## GOAL:
Give every line below again, exactly.
|---|
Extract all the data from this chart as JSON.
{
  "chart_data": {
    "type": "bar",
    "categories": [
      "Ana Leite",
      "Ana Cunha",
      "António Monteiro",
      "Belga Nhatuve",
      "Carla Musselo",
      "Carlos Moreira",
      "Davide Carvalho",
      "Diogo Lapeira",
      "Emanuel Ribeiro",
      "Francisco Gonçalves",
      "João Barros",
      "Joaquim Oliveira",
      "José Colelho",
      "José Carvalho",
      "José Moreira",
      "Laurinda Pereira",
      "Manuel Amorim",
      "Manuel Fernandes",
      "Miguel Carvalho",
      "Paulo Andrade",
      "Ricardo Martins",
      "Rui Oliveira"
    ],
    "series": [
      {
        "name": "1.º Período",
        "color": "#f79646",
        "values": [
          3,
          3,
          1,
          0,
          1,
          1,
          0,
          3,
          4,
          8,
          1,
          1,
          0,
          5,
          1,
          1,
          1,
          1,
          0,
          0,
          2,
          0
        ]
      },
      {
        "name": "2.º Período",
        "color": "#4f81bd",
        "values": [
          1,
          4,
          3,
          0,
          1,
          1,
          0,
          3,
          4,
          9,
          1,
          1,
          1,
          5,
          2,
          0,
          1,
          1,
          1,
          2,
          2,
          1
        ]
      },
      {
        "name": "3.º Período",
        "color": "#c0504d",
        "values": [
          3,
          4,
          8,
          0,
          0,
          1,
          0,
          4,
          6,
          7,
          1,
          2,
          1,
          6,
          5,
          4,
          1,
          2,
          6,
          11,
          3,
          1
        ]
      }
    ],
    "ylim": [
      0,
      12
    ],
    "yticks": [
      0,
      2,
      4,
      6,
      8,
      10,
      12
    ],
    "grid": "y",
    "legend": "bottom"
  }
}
|---|
## RESULT OF THIS TASK:
Extract all the data from this chart as JSON.
{
  "chart_data": {
    "type": "bar",
    "categories": [
      "Ana Leite",
      "Ana Cunha",
      "António Monteiro",
      "Belga Nhatuve",
      "Carla Musselo",
      "Carlos Moreira",
      "Davide Carvalho",
      "Diogo Lapeira",
      "Emanuel Ribeiro",
      "Francisco Gonçalves",
      "João Barros",
      "Joaquim Oliveira",
      "José Colelho",
      "José Carvalho",
      "José Moreira",
      "Laurinda Pereira",
      "Manuel Amorim",
      "Manuel Fernandes",
      "Miguel Carvalho",
      "Paulo Andrade",
      "Ricardo Martins",
      "Rui Oliveira"
    ],
    "series": [
      {
        "name": "1.º Período",
        "color": "#f79646",
        "values": [
          3,
          3,
          1,
          0,
          1,
          1,
          0,
          3,
          4,
          8,
          1,
          1,
          0,
          5,
          1,
          1,
          1,
          1,
          0,
          0,
          2,
          0
        ]
      },
      {
        "name": "2.º Período",
        "color": "#4f81bd",
        "values": [
          1,
          4,
          3,
          0,
          1,
          1,
          0,
          3,
          4,
          9,
          1,
          1,
          1,
          5,
          2,
          0,
          1,
          1,
          1,
          2,
          2,
          1
        ]
      },
      {
        "name": "3.º Período",
        "color": "#c0504d",
        "values": [
          3,
          4,
          8,
          0,
          0,
          1,
          0,
          4,
          6,
          7,
          1,
          2,
          1,
          6,
          5,
          4,
          1,
          2,
          6,
          11,
          3,
          1
        ]
      }
    ],
    "ylim": [
      0,
      12
    ],
    "yticks": [
      0,
      2,
      4,
      6,
      8,
      10,
      12
    ],
    "grid": "y",
    "legend": "bottom"
  }
}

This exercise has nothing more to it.